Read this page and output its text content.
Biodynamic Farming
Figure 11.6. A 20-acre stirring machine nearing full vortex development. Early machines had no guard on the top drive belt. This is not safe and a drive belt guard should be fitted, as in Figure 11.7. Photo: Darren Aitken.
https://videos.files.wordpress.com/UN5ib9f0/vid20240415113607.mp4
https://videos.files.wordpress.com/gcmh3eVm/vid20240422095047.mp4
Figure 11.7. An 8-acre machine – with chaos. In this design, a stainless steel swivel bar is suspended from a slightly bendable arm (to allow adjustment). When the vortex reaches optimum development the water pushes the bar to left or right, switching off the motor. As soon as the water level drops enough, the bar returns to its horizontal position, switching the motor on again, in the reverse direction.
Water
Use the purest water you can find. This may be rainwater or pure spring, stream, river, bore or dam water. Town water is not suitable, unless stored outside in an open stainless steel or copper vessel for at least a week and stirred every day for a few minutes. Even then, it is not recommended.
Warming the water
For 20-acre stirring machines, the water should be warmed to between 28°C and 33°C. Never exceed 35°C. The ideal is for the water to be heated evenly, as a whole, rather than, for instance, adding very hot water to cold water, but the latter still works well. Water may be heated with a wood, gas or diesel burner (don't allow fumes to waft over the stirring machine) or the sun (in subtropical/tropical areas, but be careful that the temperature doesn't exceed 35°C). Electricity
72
------------------------------------
## THE EXERCISE
Take each line of the material that contains the word "videos" and list it.

## COMPLETED EXERCISE
https://videos.files.wordpress.com/UN5ib9f0/vid20240415113607.mp4
https://videos.files.wordpress.com/gcmh3eVm/vid20240422095047.mp4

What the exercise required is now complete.